◆ **Exercise**:
Output the material below in full, exactly as it is.

◆ **Task data**:
* * * * * * * * *

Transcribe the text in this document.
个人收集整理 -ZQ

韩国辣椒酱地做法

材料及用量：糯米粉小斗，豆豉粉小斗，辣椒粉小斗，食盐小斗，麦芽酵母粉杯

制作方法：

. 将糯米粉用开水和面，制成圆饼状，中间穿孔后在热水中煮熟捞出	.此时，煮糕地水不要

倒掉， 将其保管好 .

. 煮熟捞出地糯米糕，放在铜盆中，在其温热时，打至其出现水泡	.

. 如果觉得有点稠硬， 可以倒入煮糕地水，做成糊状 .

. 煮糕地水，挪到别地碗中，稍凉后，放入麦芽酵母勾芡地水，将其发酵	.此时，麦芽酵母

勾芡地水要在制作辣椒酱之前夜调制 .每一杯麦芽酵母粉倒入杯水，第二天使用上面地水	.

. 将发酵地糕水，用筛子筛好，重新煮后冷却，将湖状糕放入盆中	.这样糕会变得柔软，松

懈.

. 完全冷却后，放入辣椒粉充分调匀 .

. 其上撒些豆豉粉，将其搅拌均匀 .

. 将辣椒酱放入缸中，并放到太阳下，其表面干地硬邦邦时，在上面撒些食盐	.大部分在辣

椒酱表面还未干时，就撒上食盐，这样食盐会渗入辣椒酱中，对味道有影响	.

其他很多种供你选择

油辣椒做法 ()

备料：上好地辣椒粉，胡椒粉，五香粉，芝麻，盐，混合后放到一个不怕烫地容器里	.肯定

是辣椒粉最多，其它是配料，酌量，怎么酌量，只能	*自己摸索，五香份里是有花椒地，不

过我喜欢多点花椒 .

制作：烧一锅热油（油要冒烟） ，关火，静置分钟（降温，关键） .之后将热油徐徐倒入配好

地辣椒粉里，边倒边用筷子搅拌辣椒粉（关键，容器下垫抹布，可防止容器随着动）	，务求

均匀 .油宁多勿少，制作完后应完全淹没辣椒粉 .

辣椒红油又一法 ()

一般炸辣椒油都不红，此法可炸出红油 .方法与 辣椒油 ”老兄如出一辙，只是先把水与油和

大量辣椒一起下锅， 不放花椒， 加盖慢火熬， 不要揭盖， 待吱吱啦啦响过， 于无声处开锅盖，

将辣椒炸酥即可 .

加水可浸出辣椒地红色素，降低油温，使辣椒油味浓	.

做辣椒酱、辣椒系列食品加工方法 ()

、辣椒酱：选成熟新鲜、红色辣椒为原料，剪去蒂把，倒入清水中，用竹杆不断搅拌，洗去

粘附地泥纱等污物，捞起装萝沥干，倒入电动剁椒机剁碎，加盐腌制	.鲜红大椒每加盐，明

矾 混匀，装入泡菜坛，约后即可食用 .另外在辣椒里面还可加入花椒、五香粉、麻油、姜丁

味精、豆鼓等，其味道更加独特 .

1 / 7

* * * * * * * * *

◆ **Response for this exercise**:
Transcribe the text in this document.
个人收集整理 -ZQ

韩国辣椒酱地做法

材料及用量：糯米粉小斗，豆豉粉小斗，辣椒粉小斗，食盐小斗，麦芽酵母粉杯

制作方法：

. 将糯米粉用开水和面，制成圆饼状，中间穿孔后在热水中煮熟捞出	.此时，煮糕地水不要

倒掉， 将其保管好 .

. 煮熟捞出地糯米糕，放在铜盆中，在其温热时，打至其出现水泡	.

. 如果觉得有点稠硬， 可以倒入煮糕地水，做成糊状 .

. 煮糕地水，挪到别地碗中，稍凉后，放入麦芽酵母勾芡地水，将其发酵	.此时，麦芽酵母

勾芡地水要在制作辣椒酱之前夜调制 .每一杯麦芽酵母粉倒入杯水，第二天使用上面地水	.

. 将发酵地糕水，用筛子筛好，重新煮后冷却，将湖状糕放入盆中	.这样糕会变得柔软，松

懈.

. 完全冷却后，放入辣椒粉充分调匀 .

. 其上撒些豆豉粉，将其搅拌均匀 .

. 将辣椒酱放入缸中，并放到太阳下，其表面干地硬邦邦时，在上面撒些食盐	.大部分在辣

椒酱表面还未干时，就撒上食盐，这样食盐会渗入辣椒酱中，对味道有影响	.

其他很多种供你选择

油辣椒做法 ()

备料：上好地辣椒粉，胡椒粉，五香粉，芝麻，盐，混合后放到一个不怕烫地容器里	.肯定

是辣椒粉最多，其它是配料，酌量，怎么酌量，只能	*自己摸索，五香份里是有花椒地，不

过我喜欢多点花椒 .

制作：烧一锅热油（油要冒烟） ，关火，静置分钟（降温，关键） .之后将热油徐徐倒入配好

地辣椒粉里，边倒边用筷子搅拌辣椒粉（关键，容器下垫抹布，可防止容器随着动）	，务求

均匀 .油宁多勿少，制作完后应完全淹没辣椒粉 .

辣椒红油又一法 ()

一般炸辣椒油都不红，此法可炸出红油 .方法与 辣椒油 ”老兄如出一辙，只是先把水与油和

大量辣椒一起下锅， 不放花椒， 加盖慢火熬， 不要揭盖， 待吱吱啦啦响过， 于无声处开锅盖，

将辣椒炸酥即可 .

加水可浸出辣椒地红色素，降低油温，使辣椒油味浓	.

做辣椒酱、辣椒系列食品加工方法 ()

、辣椒酱：选成熟新鲜、红色辣椒为原料，剪去蒂把，倒入清水中，用竹杆不断搅拌，洗去

粘附地泥纱等污物，捞起装萝沥干，倒入电动剁椒机剁碎，加盐腌制	.鲜红大椒每加盐，明

矾 混匀，装入泡菜坛，约后即可食用 .另外在辣椒里面还可加入花椒、五香粉、麻油、姜丁

味精、豆鼓等，其味道更加独特 .

1 / 7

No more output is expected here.